From the listing that follows, output everything exactly except the pictures.

### [DATA SUPPLIED]
* * * * * * * * *

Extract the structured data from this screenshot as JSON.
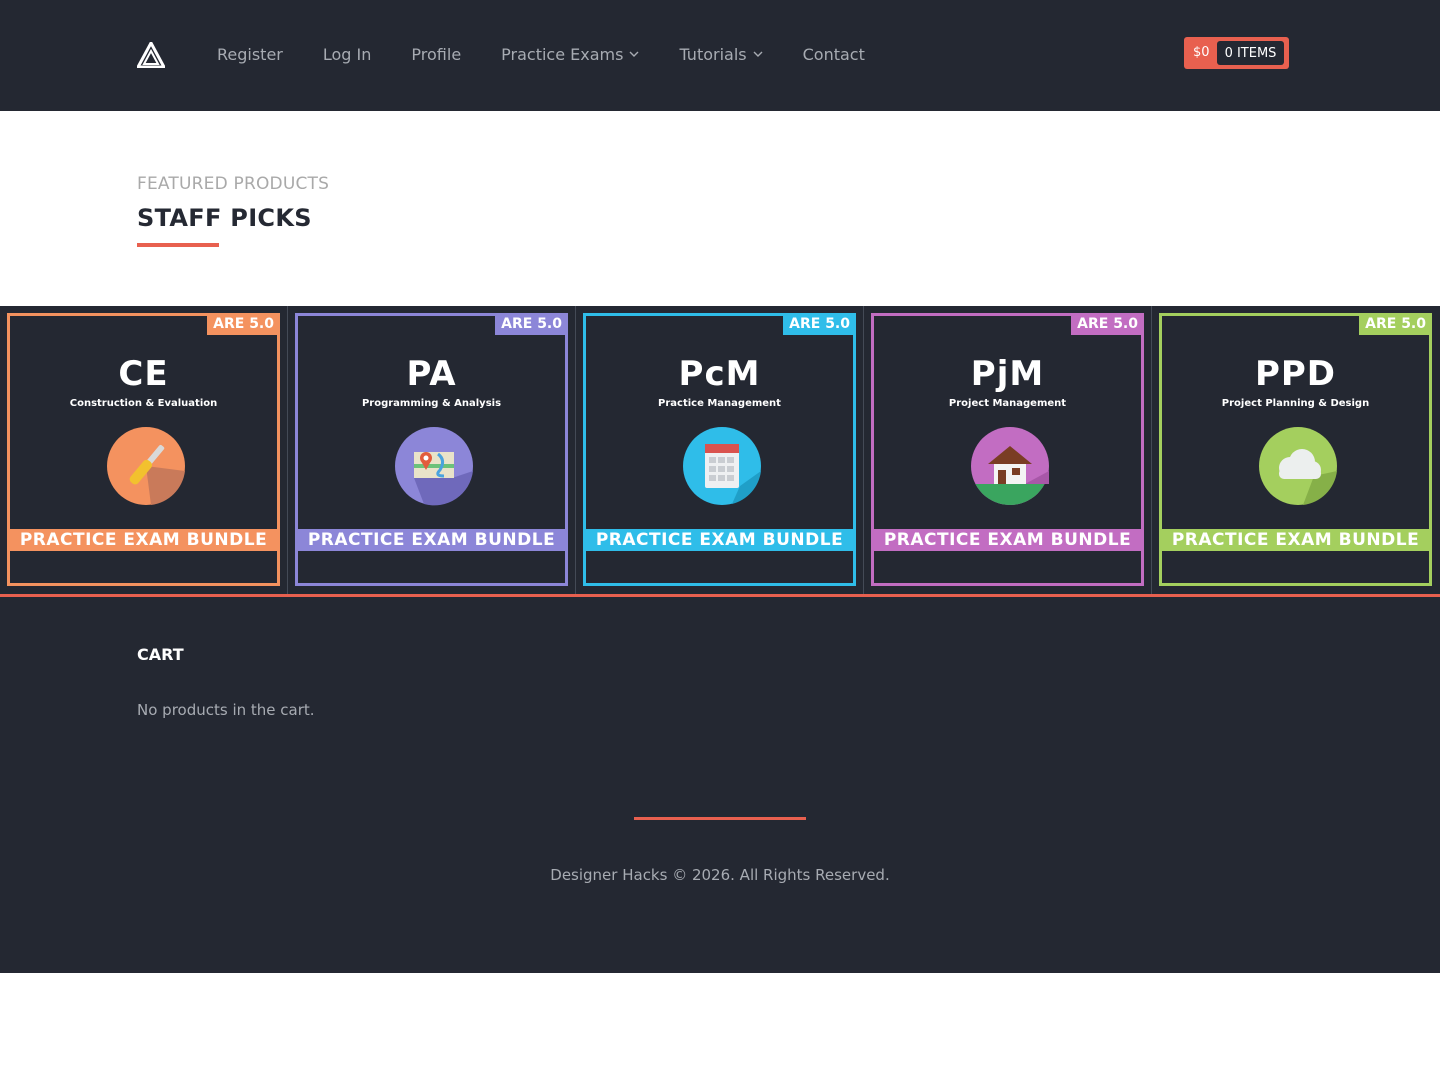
{
  "header": {
    "logo": "Designer Hacks logo",
    "nav": [
      {
        "label": "Register",
        "has_dropdown": false
      },
      {
        "label": "Log In",
        "has_dropdown": false
      },
      {
        "label": "Profile",
        "has_dropdown": false
      },
      {
        "label": "Practice Exams",
        "has_dropdown": true
      },
      {
        "label": "Tutorials",
        "has_dropdown": true
      },
      {
        "label": "Contact",
        "has_dropdown": false
      }
    ],
    "cart": {
      "price": "$0",
      "items": "0 ITEMS"
    }
  },
  "featured": {
    "kicker": "FEATURED PRODUCTS",
    "title": "STAFF PICKS"
  },
  "products": [
    {
      "edition": "ARE 5.0",
      "code": "CE",
      "name": "Construction & Evaluation",
      "bundle": "PRACTICE EXAM BUNDLE",
      "color": "#f4925f",
      "icon": "screwdriver-icon"
    },
    {
      "edition": "ARE 5.0",
      "code": "PA",
      "name": "Programming & Analysis",
      "bundle": "PRACTICE EXAM BUNDLE",
      "color": "#8c86d8",
      "icon": "map-pin-icon"
    },
    {
      "edition": "ARE 5.0",
      "code": "PcM",
      "name": "Practice Management",
      "bundle": "PRACTICE EXAM BUNDLE",
      "color": "#2fbde9",
      "icon": "calendar-icon"
    },
    {
      "edition": "ARE 5.0",
      "code": "PjM",
      "name": "Project Management",
      "bundle": "PRACTICE EXAM BUNDLE",
      "color": "#c26dc2",
      "icon": "house-icon"
    },
    {
      "edition": "ARE 5.0",
      "code": "PPD",
      "name": "Project Planning & Design",
      "bundle": "PRACTICE EXAM BUNDLE",
      "color": "#a4cf5e",
      "icon": "cloud-icon"
    }
  ],
  "cart_widget": {
    "heading": "CART",
    "empty_text": "No products in the cart."
  },
  "footer": {
    "copyright": "Designer Hacks © 2026. All Rights Reserved."
  },
  "colors": {
    "accent": "#e8604f",
    "dark": "#242832"
  }
}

* * * * * * * * *

### [RESULT FOR THIS EXERCISE]
Extract the structured data from this screenshot as JSON.
{
  "header": {
    "logo": "Designer Hacks logo",
    "nav": [
      {
        "label": "Register",
        "has_dropdown": false
      },
      {
        "label": "Log In",
        "has_dropdown": false
      },
      {
        "label": "Profile",
        "has_dropdown": false
      },
      {
        "label": "Practice Exams",
        "has_dropdown": true
      },
      {
        "label": "Tutorials",
        "has_dropdown": true
      },
      {
        "label": "Contact",
        "has_dropdown": false
      }
    ],
    "cart": {
      "price": "$0",
      "items": "0 ITEMS"
    }
  },
  "featured": {
    "kicker": "FEATURED PRODUCTS",
    "title": "STAFF PICKS"
  },
  "products": [
    {
      "edition": "ARE 5.0",
      "code": "CE",
      "name": "Construction & Evaluation",
      "bundle": "PRACTICE EXAM BUNDLE",
      "color": "#f4925f",
      "icon": "screwdriver-icon"
    },
    {
      "edition": "ARE 5.0",
      "code": "PA",
      "name": "Programming & Analysis",
      "bundle": "PRACTICE EXAM BUNDLE",
      "color": "#8c86d8",
      "icon": "map-pin-icon"
    },
    {
      "edition": "ARE 5.0",
      "code": "PcM",
      "name": "Practice Management",
      "bundle": "PRACTICE EXAM BUNDLE",
      "color": "#2fbde9",
      "icon": "calendar-icon"
    },
    {
      "edition": "ARE 5.0",
      "code": "PjM",
      "name": "Project Management",
      "bundle": "PRACTICE EXAM BUNDLE",
      "color": "#c26dc2",
      "icon": "house-icon"
    },
    {
      "edition": "ARE 5.0",
      "code": "PPD",
      "name": "Project Planning & Design",
      "bundle": "PRACTICE EXAM BUNDLE",
      "color": "#a4cf5e",
      "icon": "cloud-icon"
    }
  ],
  "cart_widget": {
    "heading": "CART",
    "empty_text": "No products in the cart."
  },
  "footer": {
    "copyright": "Designer Hacks © 2026. All Rights Reserved."
  },
  "colors": {
    "accent": "#e8604f",
    "dark": "#242832"
  }
}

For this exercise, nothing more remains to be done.